**Texto mostrado:**
══════════════════════════════

ELIZABETH
KÜBLER-ROSS
LA
RUEDA DE LA VIDA
TRIGESIMQUINTA ENTREGA
SEGUNDA PARTE
"EL
OSO".
20.
ALMA Y CORAZÓN (2)
El voto de confianza
más inesperado llegó a comienzos de 1969. Después de más de tres años de
dirigir mis seminarios, recibí a una delegación del Seminario Luterano de
Chicago, que estaba muy cerca del hospital. Yo me imaginé que sostendríamos un
acalorado debate. Pero resultó que venían a pedirme que trabajara en su
facultad. Como era de esperar, yo traté de esquivar la tarea aduciendo todo
tipo de argumentos para demostrar que yo no les convenía, entre ellos mi
aversión a la religión. Pero ellos insistieron.
-No le pedimos que
enseñe teología -me explicaron-. Nosotros ya nos ocupamos de eso. Pero creemos
que usted puede enseñarnos qué significa un verdadero ministerio en la
práctica.
Era difícil disentir de
ello, ya que mi opinión personal era que convenía que el profesor hablara en
lenguaje no teológico acerca del trato con los moribundos. Con la excepción del
reverendo Gaines y de los estudiantes de teología, mis experiencias con
pastores de la Iglesia habían sido malísimas. Durante años la mayoría de los
pacientes que pedían hablar con el capellán del hospital quedaban decepcionados.

══════════════════════════════

**Datos siguientes:**

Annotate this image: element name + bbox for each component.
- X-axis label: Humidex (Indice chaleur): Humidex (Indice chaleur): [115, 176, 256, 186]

══════════════════════════════

**Sobre la tarea:** Imprima sin alteraciones el tramo del texto mostrado que va desde "ALMA Y CORAZÓN" hasta "Pero ellos insistieron.".

**Respuesta:**
ALMA Y CORAZÓN (2)
El voto de confianza
más inesperado llegó a comienzos de 1969. Después de más de tres años de
dirigir mis seminarios, recibí a una delegación del Seminario Luterano de
Chicago, que estaba muy cerca del hospital. Yo me imaginé que sostendríamos un
acalorado debate. Pero resultó que venían a pedirme que trabajara en su
facultad. Como era de esperar, yo traté de esquivar la tarea aduciendo todo
tipo de argumentos para demostrar que yo no les convenía, entre ellos mi
aversión a la religión. Pero ellos insistieron.